— start Record list —

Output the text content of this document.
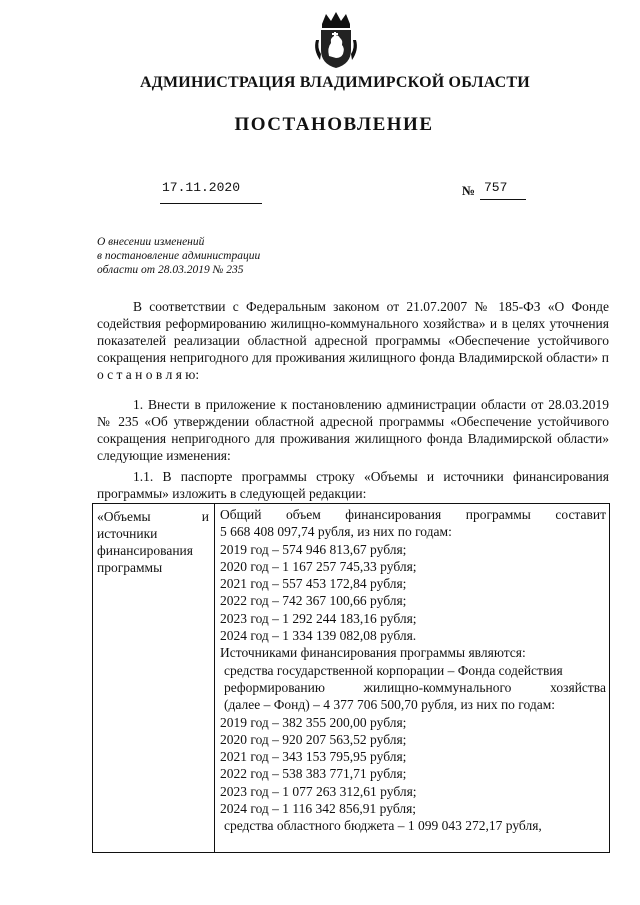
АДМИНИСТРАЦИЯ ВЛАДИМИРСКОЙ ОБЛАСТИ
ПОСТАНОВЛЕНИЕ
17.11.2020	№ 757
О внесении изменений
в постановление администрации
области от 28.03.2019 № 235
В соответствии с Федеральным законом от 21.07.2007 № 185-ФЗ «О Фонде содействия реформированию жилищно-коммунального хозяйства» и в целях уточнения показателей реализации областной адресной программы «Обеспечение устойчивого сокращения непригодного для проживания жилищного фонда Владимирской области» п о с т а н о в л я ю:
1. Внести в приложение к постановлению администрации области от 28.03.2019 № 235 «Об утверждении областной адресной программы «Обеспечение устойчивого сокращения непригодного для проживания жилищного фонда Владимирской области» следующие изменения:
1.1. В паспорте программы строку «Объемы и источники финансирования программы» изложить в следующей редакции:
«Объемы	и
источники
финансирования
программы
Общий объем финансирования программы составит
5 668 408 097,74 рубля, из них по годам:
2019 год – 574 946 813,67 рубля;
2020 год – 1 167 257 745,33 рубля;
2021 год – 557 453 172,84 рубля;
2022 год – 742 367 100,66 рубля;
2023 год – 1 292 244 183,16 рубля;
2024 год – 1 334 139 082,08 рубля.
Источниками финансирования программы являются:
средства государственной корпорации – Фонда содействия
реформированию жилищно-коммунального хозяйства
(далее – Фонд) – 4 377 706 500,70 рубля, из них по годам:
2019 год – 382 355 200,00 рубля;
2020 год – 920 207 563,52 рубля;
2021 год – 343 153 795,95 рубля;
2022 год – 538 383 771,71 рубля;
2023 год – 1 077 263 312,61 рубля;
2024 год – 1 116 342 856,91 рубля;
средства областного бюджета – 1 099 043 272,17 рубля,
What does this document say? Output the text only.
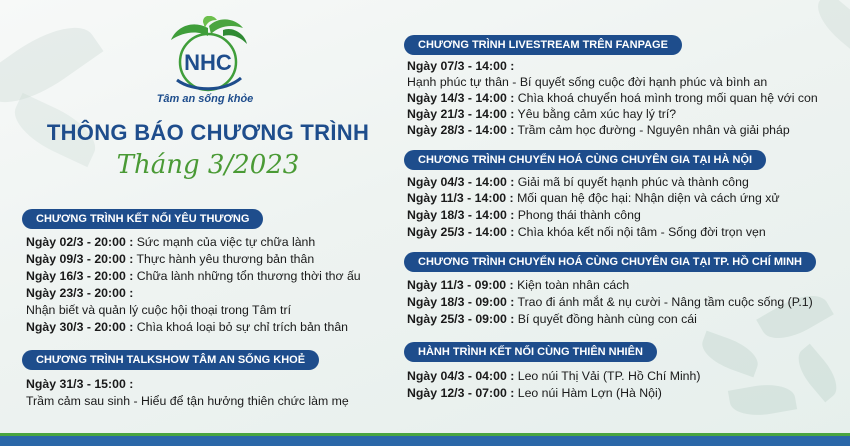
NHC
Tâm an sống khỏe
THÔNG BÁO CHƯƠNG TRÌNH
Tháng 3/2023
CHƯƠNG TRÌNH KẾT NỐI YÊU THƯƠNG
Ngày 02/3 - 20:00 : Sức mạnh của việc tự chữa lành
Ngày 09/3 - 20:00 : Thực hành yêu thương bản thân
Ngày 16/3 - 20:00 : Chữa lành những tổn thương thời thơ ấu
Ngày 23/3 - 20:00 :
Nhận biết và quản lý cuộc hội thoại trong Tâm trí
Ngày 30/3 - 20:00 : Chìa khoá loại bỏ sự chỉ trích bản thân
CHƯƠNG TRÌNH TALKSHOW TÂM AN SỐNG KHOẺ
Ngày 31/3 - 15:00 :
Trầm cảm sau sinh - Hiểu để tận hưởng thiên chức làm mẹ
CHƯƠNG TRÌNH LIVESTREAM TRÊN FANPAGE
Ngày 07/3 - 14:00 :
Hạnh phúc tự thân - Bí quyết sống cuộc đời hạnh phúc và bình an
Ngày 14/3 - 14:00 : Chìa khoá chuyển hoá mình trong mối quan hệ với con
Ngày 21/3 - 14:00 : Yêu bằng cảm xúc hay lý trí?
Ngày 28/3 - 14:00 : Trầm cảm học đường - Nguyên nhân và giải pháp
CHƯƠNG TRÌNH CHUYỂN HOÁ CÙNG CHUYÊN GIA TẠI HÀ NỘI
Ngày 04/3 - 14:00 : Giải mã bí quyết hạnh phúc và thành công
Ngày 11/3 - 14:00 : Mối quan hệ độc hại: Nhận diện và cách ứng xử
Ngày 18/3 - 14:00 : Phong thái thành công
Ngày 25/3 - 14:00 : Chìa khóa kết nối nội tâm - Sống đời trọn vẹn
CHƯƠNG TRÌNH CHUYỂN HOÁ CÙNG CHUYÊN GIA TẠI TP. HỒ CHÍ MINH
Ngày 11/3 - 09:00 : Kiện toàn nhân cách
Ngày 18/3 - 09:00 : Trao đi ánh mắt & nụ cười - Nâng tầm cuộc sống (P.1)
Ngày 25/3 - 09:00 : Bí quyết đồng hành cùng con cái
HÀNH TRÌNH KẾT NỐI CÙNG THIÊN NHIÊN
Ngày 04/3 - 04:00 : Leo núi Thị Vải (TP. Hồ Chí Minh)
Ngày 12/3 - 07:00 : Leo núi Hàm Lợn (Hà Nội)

— end Record list —
— start Record list —

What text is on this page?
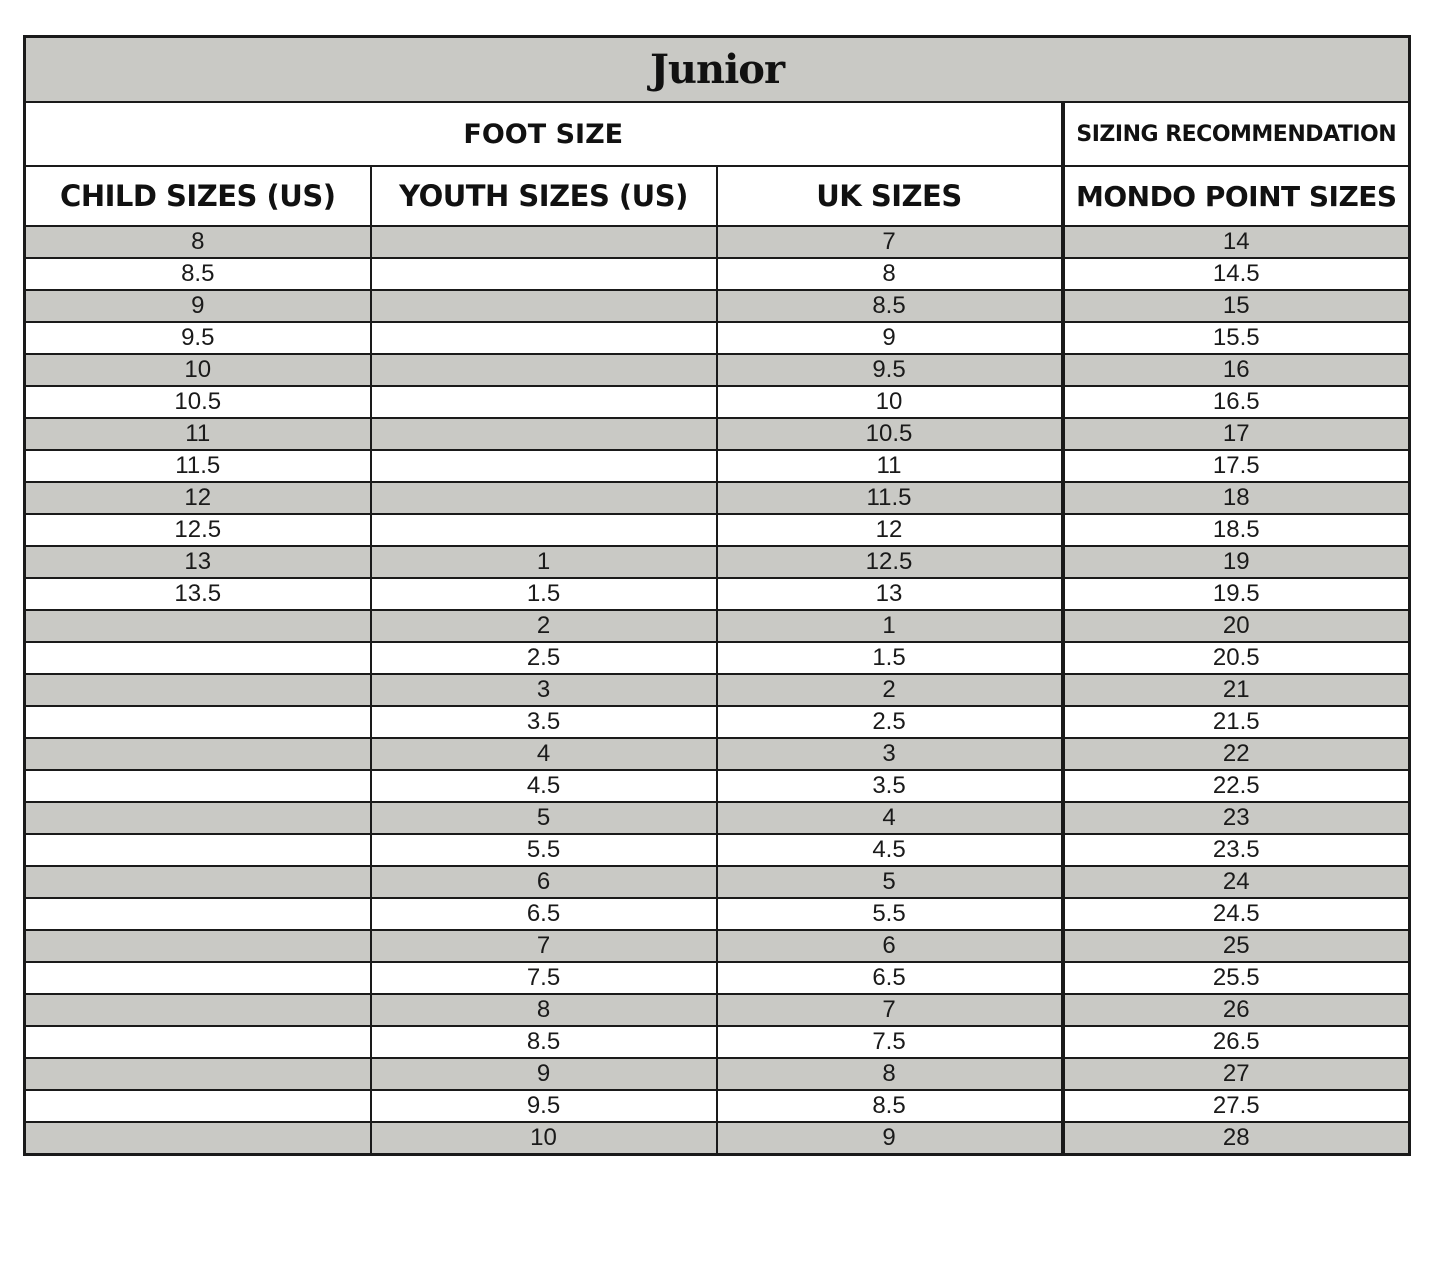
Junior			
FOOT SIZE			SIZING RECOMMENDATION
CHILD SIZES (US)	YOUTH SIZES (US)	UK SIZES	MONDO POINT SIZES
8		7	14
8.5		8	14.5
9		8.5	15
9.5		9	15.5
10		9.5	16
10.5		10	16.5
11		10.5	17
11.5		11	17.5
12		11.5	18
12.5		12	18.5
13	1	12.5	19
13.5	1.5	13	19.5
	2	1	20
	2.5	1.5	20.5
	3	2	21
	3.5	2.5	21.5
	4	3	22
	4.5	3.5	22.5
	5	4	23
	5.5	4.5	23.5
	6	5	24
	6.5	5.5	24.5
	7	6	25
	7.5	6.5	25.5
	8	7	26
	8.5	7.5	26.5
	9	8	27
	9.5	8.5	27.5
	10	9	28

— end Record list —

Exercise details:
Look over the listing. Pull out every line with the string "CHƯƠNG" in it.

Result of the exercise:
THÔNG BÁO CHƯƠNG TRÌNH
CHƯƠNG TRÌNH KẾT NỐI YÊU THƯƠNG
CHƯƠNG TRÌNH TALKSHOW TÂM AN SỐNG KHOẺ
CHƯƠNG TRÌNH LIVESTREAM TRÊN FANPAGE
CHƯƠNG TRÌNH CHUYỂN HOÁ CÙNG CHUYÊN GIA TẠI HÀ NỘI
CHƯƠNG TRÌNH CHUYỂN HOÁ CÙNG CHUYÊN GIA TẠI TP. HỒ CHÍ MINH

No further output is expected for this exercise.